▶ Set exercise
Reproduce the entries below in full, word for word.

#### Exercise materials ####

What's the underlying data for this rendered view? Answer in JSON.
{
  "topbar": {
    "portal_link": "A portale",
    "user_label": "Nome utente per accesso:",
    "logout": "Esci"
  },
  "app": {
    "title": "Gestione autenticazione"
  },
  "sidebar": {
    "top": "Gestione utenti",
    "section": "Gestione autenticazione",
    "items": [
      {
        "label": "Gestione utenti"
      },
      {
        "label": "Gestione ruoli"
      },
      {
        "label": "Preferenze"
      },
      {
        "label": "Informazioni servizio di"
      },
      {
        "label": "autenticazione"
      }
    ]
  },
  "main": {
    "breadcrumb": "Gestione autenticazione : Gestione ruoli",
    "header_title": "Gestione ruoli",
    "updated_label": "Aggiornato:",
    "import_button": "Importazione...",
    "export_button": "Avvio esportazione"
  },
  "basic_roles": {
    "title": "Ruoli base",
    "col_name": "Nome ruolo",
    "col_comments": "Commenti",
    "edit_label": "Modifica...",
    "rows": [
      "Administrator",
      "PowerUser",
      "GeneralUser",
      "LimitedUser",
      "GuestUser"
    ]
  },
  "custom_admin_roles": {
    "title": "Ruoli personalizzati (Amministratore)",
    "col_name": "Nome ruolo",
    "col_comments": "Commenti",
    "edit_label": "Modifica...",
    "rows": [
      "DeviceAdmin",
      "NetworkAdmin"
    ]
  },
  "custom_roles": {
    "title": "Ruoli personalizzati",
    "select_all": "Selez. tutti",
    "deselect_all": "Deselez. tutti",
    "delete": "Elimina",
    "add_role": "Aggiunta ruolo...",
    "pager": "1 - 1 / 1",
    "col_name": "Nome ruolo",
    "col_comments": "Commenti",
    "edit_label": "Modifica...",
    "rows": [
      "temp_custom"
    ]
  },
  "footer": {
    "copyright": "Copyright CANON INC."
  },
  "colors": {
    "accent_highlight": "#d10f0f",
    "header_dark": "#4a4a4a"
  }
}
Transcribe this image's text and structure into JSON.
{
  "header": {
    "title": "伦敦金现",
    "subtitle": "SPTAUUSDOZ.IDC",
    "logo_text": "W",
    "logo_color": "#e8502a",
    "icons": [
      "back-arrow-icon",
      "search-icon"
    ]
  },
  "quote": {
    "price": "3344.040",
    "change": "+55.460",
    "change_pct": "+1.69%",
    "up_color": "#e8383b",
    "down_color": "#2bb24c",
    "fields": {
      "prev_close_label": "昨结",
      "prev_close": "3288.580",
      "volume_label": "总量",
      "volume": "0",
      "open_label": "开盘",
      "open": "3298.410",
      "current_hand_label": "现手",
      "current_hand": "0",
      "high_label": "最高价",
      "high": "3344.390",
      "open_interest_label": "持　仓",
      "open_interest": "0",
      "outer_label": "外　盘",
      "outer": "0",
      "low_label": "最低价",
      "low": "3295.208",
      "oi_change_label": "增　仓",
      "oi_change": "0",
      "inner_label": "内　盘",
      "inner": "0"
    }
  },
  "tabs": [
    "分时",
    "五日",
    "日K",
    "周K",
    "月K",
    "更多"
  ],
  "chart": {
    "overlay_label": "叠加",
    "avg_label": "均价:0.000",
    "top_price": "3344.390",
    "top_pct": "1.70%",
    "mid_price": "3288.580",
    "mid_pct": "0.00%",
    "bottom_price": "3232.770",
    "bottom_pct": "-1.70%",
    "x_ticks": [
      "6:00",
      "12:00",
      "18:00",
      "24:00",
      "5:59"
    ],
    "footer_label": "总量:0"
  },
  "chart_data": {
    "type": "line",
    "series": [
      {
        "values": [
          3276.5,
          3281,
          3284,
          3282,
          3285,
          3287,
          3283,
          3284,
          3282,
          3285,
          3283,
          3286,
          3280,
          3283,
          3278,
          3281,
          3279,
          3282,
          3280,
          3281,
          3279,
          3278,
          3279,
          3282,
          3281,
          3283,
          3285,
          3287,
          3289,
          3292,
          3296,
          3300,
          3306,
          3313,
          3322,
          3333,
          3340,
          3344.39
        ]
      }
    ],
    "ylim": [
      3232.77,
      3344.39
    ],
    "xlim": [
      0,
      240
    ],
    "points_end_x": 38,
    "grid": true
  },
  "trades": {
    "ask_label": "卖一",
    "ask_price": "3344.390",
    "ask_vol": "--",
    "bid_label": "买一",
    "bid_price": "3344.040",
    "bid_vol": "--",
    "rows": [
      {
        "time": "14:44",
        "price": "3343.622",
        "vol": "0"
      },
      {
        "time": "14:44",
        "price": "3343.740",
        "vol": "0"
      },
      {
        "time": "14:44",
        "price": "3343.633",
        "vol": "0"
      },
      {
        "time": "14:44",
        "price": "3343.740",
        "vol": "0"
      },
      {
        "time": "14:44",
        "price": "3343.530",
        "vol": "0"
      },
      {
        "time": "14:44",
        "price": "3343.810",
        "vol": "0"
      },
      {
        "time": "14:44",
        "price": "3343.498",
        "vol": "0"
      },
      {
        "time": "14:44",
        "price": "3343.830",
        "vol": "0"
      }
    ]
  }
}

####

▶ Response to this exercise
What's the underlying data for this rendered view? Answer in JSON.
{
  "topbar": {
    "portal_link": "A portale",
    "user_label": "Nome utente per accesso:",
    "logout": "Esci"
  },
  "app": {
    "title": "Gestione autenticazione"
  },
  "sidebar": {
    "top": "Gestione utenti",
    "section": "Gestione autenticazione",
    "items": [
      {
        "label": "Gestione utenti"
      },
      {
        "label": "Gestione ruoli"
      },
      {
        "label": "Preferenze"
      },
      {
        "label": "Informazioni servizio di"
      },
      {
        "label": "autenticazione"
      }
    ]
  },
  "main": {
    "breadcrumb": "Gestione autenticazione : Gestione ruoli",
    "header_title": "Gestione ruoli",
    "updated_label": "Aggiornato:",
    "import_button": "Importazione...",
    "export_button": "Avvio esportazione"
  },
  "basic_roles": {
    "title": "Ruoli base",
    "col_name": "Nome ruolo",
    "col_comments": "Commenti",
    "edit_label": "Modifica...",
    "rows": [
      "Administrator",
      "PowerUser",
      "GeneralUser",
      "LimitedUser",
      "GuestUser"
    ]
  },
  "custom_admin_roles": {
    "title": "Ruoli personalizzati (Amministratore)",
    "col_name": "Nome ruolo",
    "col_comments": "Commenti",
    "edit_label": "Modifica...",
    "rows": [
      "DeviceAdmin",
      "NetworkAdmin"
    ]
  },
  "custom_roles": {
    "title": "Ruoli personalizzati",
    "select_all": "Selez. tutti",
    "deselect_all": "Deselez. tutti",
    "delete": "Elimina",
    "add_role": "Aggiunta ruolo...",
    "pager": "1 - 1 / 1",
    "col_name": "Nome ruolo",
    "col_comments": "Commenti",
    "edit_label": "Modifica...",
    "rows": [
      "temp_custom"
    ]
  },
  "footer": {
    "copyright": "Copyright CANON INC."
  },
  "colors": {
    "accent_highlight": "#d10f0f",
    "header_dark": "#4a4a4a"
  }
}
Transcribe this image's text and structure into JSON.
{
  "header": {
    "title": "伦敦金现",
    "subtitle": "SPTAUUSDOZ.IDC",
    "logo_text": "W",
    "logo_color": "#e8502a",
    "icons": [
      "back-arrow-icon",
      "search-icon"
    ]
  },
  "quote": {
    "price": "3344.040",
    "change": "+55.460",
    "change_pct": "+1.69%",
    "up_color": "#e8383b",
    "down_color": "#2bb24c",
    "fields": {
      "prev_close_label": "昨结",
      "prev_close": "3288.580",
      "volume_label": "总量",
      "volume": "0",
      "open_label": "开盘",
      "open": "3298.410",
      "current_hand_label": "现手",
      "current_hand": "0",
      "high_label": "最高价",
      "high": "3344.390",
      "open_interest_label": "持　仓",
      "open_interest": "0",
      "outer_label": "外　盘",
      "outer": "0",
      "low_label": "最低价",
      "low": "3295.208",
      "oi_change_label": "增　仓",
      "oi_change": "0",
      "inner_label": "内　盘",
      "inner": "0"
    }
  },
  "tabs": [
    "分时",
    "五日",
    "日K",
    "周K",
    "月K",
    "更多"
  ],
  "chart": {
    "overlay_label": "叠加",
    "avg_label": "均价:0.000",
    "top_price": "3344.390",
    "top_pct": "1.70%",
    "mid_price": "3288.580",
    "mid_pct": "0.00%",
    "bottom_price": "3232.770",
    "bottom_pct": "-1.70%",
    "x_ticks": [
      "6:00",
      "12:00",
      "18:00",
      "24:00",
      "5:59"
    ],
    "footer_label": "总量:0"
  },
  "chart_data": {
    "type": "line",
    "series": [
      {
        "values": [
          3276.5,
          3281,
          3284,
          3282,
          3285,
          3287,
          3283,
          3284,
          3282,
          3285,
          3283,
          3286,
          3280,
          3283,
          3278,
          3281,
          3279,
          3282,
          3280,
          3281,
          3279,
          3278,
          3279,
          3282,
          3281,
          3283,
          3285,
          3287,
          3289,
          3292,
          3296,
          3300,
          3306,
          3313,
          3322,
          3333,
          3340,
          3344.39
        ]
      }
    ],
    "ylim": [
      3232.77,
      3344.39
    ],
    "xlim": [
      0,
      240
    ],
    "points_end_x": 38,
    "grid": true
  },
  "trades": {
    "ask_label": "卖一",
    "ask_price": "3344.390",
    "ask_vol": "--",
    "bid_label": "买一",
    "bid_price": "3344.040",
    "bid_vol": "--",
    "rows": [
      {
        "time": "14:44",
        "price": "3343.622",
        "vol": "0"
      },
      {
        "time": "14:44",
        "price": "3343.740",
        "vol": "0"
      },
      {
        "time": "14:44",
        "price": "3343.633",
        "vol": "0"
      },
      {
        "time": "14:44",
        "price": "3343.740",
        "vol": "0"
      },
      {
        "time": "14:44",
        "price": "3343.530",
        "vol": "0"
      },
      {
        "time": "14:44",
        "price": "3343.810",
        "vol": "0"
      },
      {
        "time": "14:44",
        "price": "3343.498",
        "vol": "0"
      },
      {
        "time": "14:44",
        "price": "3343.830",
        "vol": "0"
      }
    ]
  }
}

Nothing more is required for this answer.